- **TASK TO COMPLETE**
From the listing below, pull out every line where the string "JSON" appears.

- **STORED DATA**
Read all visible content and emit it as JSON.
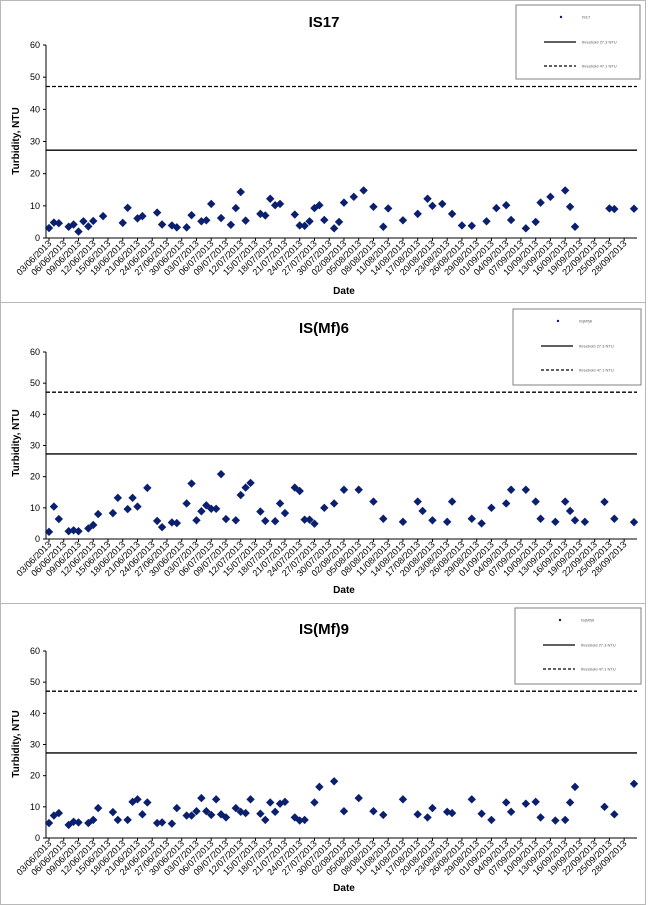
{
  "chart_data": [
    {
      "type": "scatter",
      "title": "IS17",
      "xlabel": "Date",
      "ylabel": "Turbidity, NTU",
      "ylim": [
        0,
        60
      ],
      "yticks": [
        "0",
        "10",
        "20",
        "30",
        "40",
        "50",
        "60"
      ],
      "xticks": [
        "03/06/2013",
        "06/06/2013",
        "09/06/2013",
        "12/06/2013",
        "15/06/2013",
        "18/06/2013",
        "21/06/2013",
        "24/06/2013",
        "27/06/2013",
        "30/06/2013",
        "03/07/2013",
        "06/07/2013",
        "09/07/2013",
        "12/07/2013",
        "15/07/2013",
        "18/07/2013",
        "21/07/2013",
        "24/07/2013",
        "27/07/2013",
        "30/07/2013",
        "02/08/2013",
        "05/08/2013",
        "08/08/2013",
        "11/08/2013",
        "14/08/2013",
        "17/08/2013",
        "20/08/2013",
        "23/08/2013",
        "26/08/2013",
        "29/08/2013",
        "01/09/2013",
        "04/09/2013",
        "07/09/2013",
        "10/09/2013",
        "13/09/2013",
        "16/09/2013",
        "19/09/2013",
        "22/09/2013",
        "25/09/2013",
        "28/09/2013"
      ],
      "series": [
        {
          "x": [
            "03/06/2013",
            "04/06/2013",
            "05/06/2013",
            "07/06/2013",
            "08/06/2013",
            "09/06/2013",
            "10/06/2013",
            "11/06/2013",
            "12/06/2013",
            "14/06/2013",
            "18/06/2013",
            "19/06/2013",
            "21/06/2013",
            "22/06/2013",
            "25/06/2013",
            "26/06/2013",
            "28/06/2013",
            "29/06/2013",
            "01/07/2013",
            "02/07/2013",
            "04/07/2013",
            "05/07/2013",
            "06/07/2013",
            "08/07/2013",
            "10/07/2013",
            "11/07/2013",
            "12/07/2013",
            "13/07/2013",
            "16/07/2013",
            "17/07/2013",
            "18/07/2013",
            "19/07/2013",
            "20/07/2013",
            "23/07/2013",
            "24/07/2013",
            "25/07/2013",
            "26/07/2013",
            "27/07/2013",
            "28/07/2013",
            "29/07/2013"
          ],
          "values": [
            3.1,
            4.8,
            4.6,
            3.5,
            4.2,
            2.0,
            5.2,
            3.6,
            5.3,
            6.8,
            4.7,
            9.4,
            6.1,
            6.8,
            7.9,
            4.2,
            3.9,
            3.3,
            3.3,
            7.1,
            5.2,
            5.5,
            10.6,
            6.2,
            4.1,
            9.3,
            14.3,
            5.4,
            7.5,
            7.0,
            12.2,
            10.2,
            10.6,
            7.3,
            3.9,
            3.8,
            5.2,
            9.3,
            10.2,
            5.6
          ]
        },
        {
          "x": [
            "31/07/2013",
            "01/08/2013",
            "02/08/2013",
            "04/08/2013",
            "06/08/2013",
            "08/08/2013",
            "10/08/2013",
            "11/08/2013",
            "14/08/2013",
            "17/08/2013",
            "19/08/2013",
            "20/08/2013",
            "22/08/2013",
            "24/08/2013",
            "26/08/2013",
            "28/08/2013",
            "31/08/2013",
            "02/09/2013",
            "04/09/2013",
            "05/09/2013",
            "08/09/2013",
            "10/09/2013",
            "11/09/2013",
            "13/09/2013",
            "16/09/2013",
            "17/09/2013",
            "18/09/2013",
            "25/09/2013",
            "26/09/2013",
            "30/09/2013"
          ],
          "values": [
            3.0,
            5.0,
            11.0,
            12.8,
            14.8,
            9.7,
            3.5,
            9.2,
            5.5,
            7.5,
            12.2,
            10.0,
            10.6,
            7.5,
            3.9,
            3.8,
            5.2,
            9.3,
            10.2,
            5.6,
            3.0,
            5.0,
            11.0,
            12.8,
            14.8,
            9.7,
            3.5,
            9.2,
            9.0,
            9.1
          ]
        }
      ],
      "hlines": [
        27.3,
        47.1
      ],
      "hline_styles": [
        "solid",
        "dashed"
      ],
      "legend": "top-right",
      "legend_entries": [
        "IS17",
        "threshold 27.3 NTU",
        "threshold 47.1 NTU"
      ]
    },
    {
      "type": "scatter",
      "title": "IS(Mf)6",
      "xlabel": "Date",
      "ylabel": "Turbidity, NTU",
      "ylim": [
        0,
        60
      ],
      "yticks": [
        "0",
        "10",
        "20",
        "30",
        "40",
        "50",
        "60"
      ],
      "xticks": [
        "03/06/2013",
        "06/06/2013",
        "09/06/2013",
        "12/06/2013",
        "15/06/2013",
        "18/06/2013",
        "21/06/2013",
        "24/06/2013",
        "27/06/2013",
        "30/06/2013",
        "03/07/2013",
        "06/07/2013",
        "09/07/2013",
        "12/07/2013",
        "15/07/2013",
        "18/07/2013",
        "21/07/2013",
        "24/07/2013",
        "27/07/2013",
        "30/07/2013",
        "02/08/2013",
        "05/08/2013",
        "08/08/2013",
        "11/08/2013",
        "14/08/2013",
        "17/08/2013",
        "20/08/2013",
        "23/08/2013",
        "26/08/2013",
        "29/08/2013",
        "01/09/2013",
        "04/09/2013",
        "07/09/2013",
        "10/09/2013",
        "13/09/2013",
        "16/09/2013",
        "19/09/2013",
        "22/09/2013",
        "25/09/2013",
        "28/09/2013"
      ],
      "series": [
        {
          "x": [
            "03/06/2013",
            "04/06/2013",
            "05/06/2013",
            "07/06/2013",
            "08/06/2013",
            "09/06/2013",
            "11/06/2013",
            "12/06/2013",
            "13/06/2013",
            "16/06/2013",
            "17/06/2013",
            "19/06/2013",
            "20/06/2013",
            "21/06/2013",
            "23/06/2013",
            "25/06/2013",
            "26/06/2013",
            "28/06/2013",
            "29/06/2013",
            "01/07/2013",
            "02/07/2013",
            "03/07/2013",
            "04/07/2013",
            "05/07/2013",
            "06/07/2013",
            "07/07/2013",
            "08/07/2013",
            "09/07/2013",
            "11/07/2013",
            "12/07/2013",
            "13/07/2013",
            "14/07/2013",
            "16/07/2013",
            "17/07/2013",
            "19/07/2013",
            "20/07/2013",
            "21/07/2013",
            "23/07/2013",
            "24/07/2013",
            "25/07/2013"
          ],
          "values": [
            2.3,
            10.4,
            6.4,
            2.5,
            2.8,
            2.5,
            3.4,
            4.5,
            8.0,
            8.3,
            13.2,
            9.6,
            13.2,
            10.4,
            16.4,
            5.8,
            3.8,
            5.3,
            5.1,
            11.4,
            17.8,
            6.0,
            8.9,
            10.8,
            9.7,
            9.7,
            20.8,
            6.4,
            6.0,
            14.1,
            16.5,
            18.0,
            8.8,
            5.8,
            5.7,
            11.4,
            8.3,
            16.5,
            15.4,
            6.2
          ]
        },
        {
          "x": [
            "26/07/2013",
            "27/07/2013",
            "29/07/2013",
            "31/07/2013",
            "02/08/2013",
            "05/08/2013",
            "08/08/2013",
            "10/08/2013",
            "14/08/2013",
            "17/08/2013",
            "18/08/2013",
            "20/08/2013",
            "23/08/2013",
            "24/08/2013",
            "28/08/2013",
            "30/08/2013",
            "01/09/2013",
            "04/09/2013",
            "05/09/2013",
            "08/09/2013",
            "10/09/2013",
            "11/09/2013",
            "14/09/2013",
            "16/09/2013",
            "17/09/2013",
            "18/09/2013",
            "20/09/2013",
            "24/09/2013",
            "26/09/2013",
            "30/09/2013"
          ],
          "values": [
            6.2,
            4.9,
            10.0,
            11.4,
            15.8,
            15.8,
            12.0,
            6.5,
            5.5,
            12.0,
            9.0,
            6.0,
            5.5,
            12.0,
            6.5,
            5.0,
            10.0,
            11.4,
            15.8,
            15.8,
            12.0,
            6.5,
            5.5,
            12.0,
            9.0,
            6.0,
            5.5,
            11.9,
            6.5,
            5.4
          ]
        }
      ],
      "hlines": [
        27.3,
        47.1
      ],
      "hline_styles": [
        "solid",
        "dashed"
      ],
      "legend": "top-right",
      "legend_entries": [
        "IS(Mf)6",
        "threshold 27.3 NTU",
        "threshold 47.1 NTU"
      ]
    },
    {
      "type": "scatter",
      "title": "IS(Mf)9",
      "xlabel": "Date",
      "ylabel": "Turbidity, NTU",
      "ylim": [
        0,
        60
      ],
      "yticks": [
        "0",
        "10",
        "20",
        "30",
        "40",
        "50",
        "60"
      ],
      "xticks": [
        "03/06/2013",
        "06/06/2013",
        "09/06/2013",
        "12/06/2013",
        "15/06/2013",
        "18/06/2013",
        "21/06/2013",
        "24/06/2013",
        "27/06/2013",
        "30/06/2013",
        "03/07/2013",
        "06/07/2013",
        "09/07/2013",
        "12/07/2013",
        "15/07/2013",
        "18/07/2013",
        "21/07/2013",
        "24/07/2013",
        "27/07/2013",
        "30/07/2013",
        "02/08/2013",
        "05/08/2013",
        "08/08/2013",
        "11/08/2013",
        "14/08/2013",
        "17/08/2013",
        "20/08/2013",
        "23/08/2013",
        "26/08/2013",
        "29/08/2013",
        "01/09/2013",
        "04/09/2013",
        "07/09/2013",
        "10/09/2013",
        "13/09/2013",
        "16/09/2013",
        "19/09/2013",
        "22/09/2013",
        "25/09/2013",
        "28/09/2013"
      ],
      "series": [
        {
          "x": [
            "03/06/2013",
            "04/06/2013",
            "05/06/2013",
            "07/06/2013",
            "08/06/2013",
            "09/06/2013",
            "11/06/2013",
            "12/06/2013",
            "13/06/2013",
            "16/06/2013",
            "17/06/2013",
            "19/06/2013",
            "20/06/2013",
            "21/06/2013",
            "22/06/2013",
            "23/06/2013",
            "25/06/2013",
            "26/06/2013",
            "28/06/2013",
            "29/06/2013",
            "01/07/2013",
            "02/07/2013",
            "03/07/2013",
            "04/07/2013",
            "05/07/2013",
            "06/07/2013",
            "07/07/2013",
            "08/07/2013",
            "09/07/2013",
            "11/07/2013",
            "12/07/2013",
            "13/07/2013",
            "14/07/2013",
            "16/07/2013",
            "17/07/2013",
            "18/07/2013",
            "19/07/2013",
            "20/07/2013",
            "21/07/2013",
            "23/07/2013"
          ],
          "values": [
            4.8,
            7.2,
            8.0,
            4.2,
            5.2,
            5.0,
            4.8,
            5.8,
            9.6,
            8.3,
            5.8,
            5.8,
            11.6,
            12.4,
            7.6,
            11.4,
            4.8,
            5.0,
            4.6,
            9.6,
            7.2,
            7.2,
            8.6,
            12.8,
            8.6,
            7.4,
            12.4,
            7.6,
            6.6,
            9.6,
            8.4,
            8.0,
            12.4,
            7.8,
            5.8,
            11.4,
            8.4,
            11.0,
            11.6,
            6.6
          ]
        },
        {
          "x": [
            "24/07/2013",
            "25/07/2013",
            "27/07/2013",
            "28/07/2013",
            "31/07/2013",
            "02/08/2013",
            "05/08/2013",
            "08/08/2013",
            "10/08/2013",
            "14/08/2013",
            "17/08/2013",
            "19/08/2013",
            "20/08/2013",
            "23/08/2013",
            "24/08/2013",
            "28/08/2013",
            "30/08/2013",
            "01/09/2013",
            "04/09/2013",
            "05/09/2013",
            "08/09/2013",
            "10/09/2013",
            "11/09/2013",
            "14/09/2013",
            "16/09/2013",
            "17/09/2013",
            "18/09/2013",
            "24/09/2013",
            "26/09/2013",
            "30/09/2013"
          ],
          "values": [
            5.6,
            5.8,
            11.4,
            16.4,
            18.2,
            8.6,
            12.8,
            8.6,
            7.4,
            12.4,
            7.6,
            6.6,
            9.6,
            8.4,
            8.0,
            12.4,
            7.8,
            5.8,
            11.4,
            8.4,
            11.0,
            11.6,
            6.6,
            5.6,
            5.8,
            11.4,
            16.4,
            10.0,
            7.6,
            17.4
          ]
        }
      ],
      "hlines": [
        27.3,
        47.1
      ],
      "hline_styles": [
        "solid",
        "dashed"
      ],
      "legend": "top-right",
      "legend_entries": [
        "IS(Mf)9",
        "threshold 27.3 NTU",
        "threshold 47.1 NTU"
      ]
    }
  ],
  "colors": {
    "marker": "#0a1f6e",
    "line": "#000000",
    "panel_border": "#b8b8b8",
    "legend_border": "#808080"
  }
}
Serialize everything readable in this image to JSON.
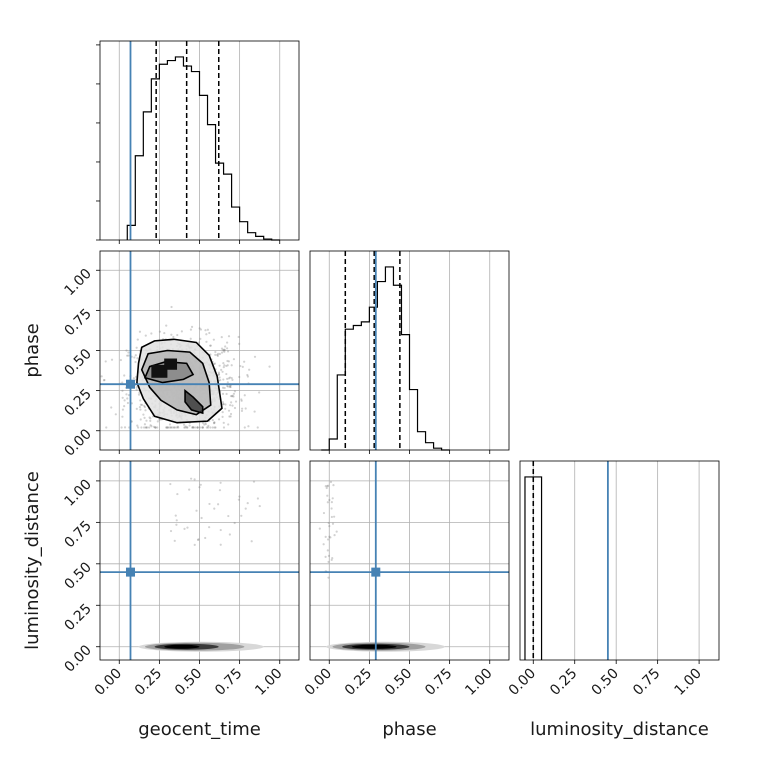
{
  "chart_data": {
    "type": "corner",
    "parameters": [
      "geocent_time",
      "phase",
      "luminosity_distance"
    ],
    "axis_labels": [
      "geocent_time",
      "phase",
      "luminosity_distance"
    ],
    "tick_labels": [
      "0.00",
      "0.25",
      "0.50",
      "0.75",
      "1.00"
    ],
    "ranges": {
      "geocent_time": [
        -0.12,
        1.12
      ],
      "phase": [
        -0.12,
        1.12
      ],
      "luminosity_distance": [
        -0.08,
        1.12
      ]
    },
    "grid": true,
    "colors": {
      "truth": "#4682b4",
      "hist": "#000000",
      "grid": "#b0b0b0",
      "points": "#7f7f7f"
    },
    "truths": {
      "geocent_time": 0.07,
      "phase": 0.29,
      "luminosity_distance": 0.45
    },
    "quantiles": {
      "geocent_time": [
        0.23,
        0.42,
        0.62
      ],
      "phase": [
        0.1,
        0.28,
        0.44
      ],
      "luminosity_distance": [
        0.0,
        0.0,
        0.0
      ]
    },
    "histograms": {
      "geocent_time": {
        "edges": [
          0.05,
          0.1,
          0.15,
          0.2,
          0.25,
          0.3,
          0.35,
          0.4,
          0.45,
          0.5,
          0.55,
          0.6,
          0.65,
          0.7,
          0.75,
          0.8,
          0.85,
          0.9,
          0.95,
          1.0
        ],
        "counts": [
          8,
          46,
          70,
          88,
          96,
          98,
          100,
          95,
          92,
          79,
          63,
          42,
          36,
          18,
          10,
          4,
          2,
          0.5,
          0
        ]
      },
      "phase": {
        "edges": [
          -0.05,
          0.0,
          0.05,
          0.1,
          0.15,
          0.2,
          0.25,
          0.3,
          0.35,
          0.4,
          0.45,
          0.5,
          0.55,
          0.6,
          0.65,
          0.7,
          0.75
        ],
        "counts": [
          0,
          6,
          41,
          66,
          68,
          70,
          78,
          92,
          100,
          90,
          63,
          33,
          10,
          4,
          1,
          0
        ]
      },
      "luminosity_distance": {
        "edges": [
          -0.05,
          0.0,
          0.05
        ],
        "counts": [
          100,
          100
        ]
      }
    },
    "contours_geocent_time_phase": [
      {
        "level": "outer",
        "points": [
          [
            0.12,
            0.42
          ],
          [
            0.14,
            0.52
          ],
          [
            0.22,
            0.56
          ],
          [
            0.34,
            0.57
          ],
          [
            0.48,
            0.55
          ],
          [
            0.56,
            0.47
          ],
          [
            0.61,
            0.34
          ],
          [
            0.64,
            0.14
          ],
          [
            0.55,
            0.06
          ],
          [
            0.36,
            0.05
          ],
          [
            0.22,
            0.09
          ],
          [
            0.15,
            0.2
          ],
          [
            0.11,
            0.3
          ]
        ]
      },
      {
        "level": "middle",
        "points": [
          [
            0.14,
            0.38
          ],
          [
            0.18,
            0.48
          ],
          [
            0.3,
            0.5
          ],
          [
            0.44,
            0.49
          ],
          [
            0.52,
            0.42
          ],
          [
            0.56,
            0.3
          ],
          [
            0.57,
            0.16
          ],
          [
            0.48,
            0.1
          ],
          [
            0.36,
            0.13
          ],
          [
            0.26,
            0.19
          ],
          [
            0.19,
            0.27
          ]
        ]
      },
      {
        "level": "inner",
        "points": [
          [
            0.16,
            0.33
          ],
          [
            0.19,
            0.4
          ],
          [
            0.29,
            0.43
          ],
          [
            0.42,
            0.42
          ],
          [
            0.46,
            0.35
          ],
          [
            0.4,
            0.32
          ],
          [
            0.27,
            0.3
          ]
        ]
      },
      {
        "level": "inner-lobe",
        "points": [
          [
            0.41,
            0.25
          ],
          [
            0.46,
            0.21
          ],
          [
            0.52,
            0.15
          ],
          [
            0.52,
            0.11
          ],
          [
            0.45,
            0.13
          ],
          [
            0.41,
            0.18
          ]
        ]
      }
    ],
    "density_center_geocent_time_phase": [
      0.3,
      0.35
    ],
    "density_center_geocent_time_luminosity_distance": [
      0.38,
      0.0
    ],
    "density_center_phase_luminosity_distance": [
      0.3,
      0.0
    ]
  }
}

- **CORRECT RESPONSE**
Read all visible content and emit it as JSON.
Serialize everything readable in this image to JSON.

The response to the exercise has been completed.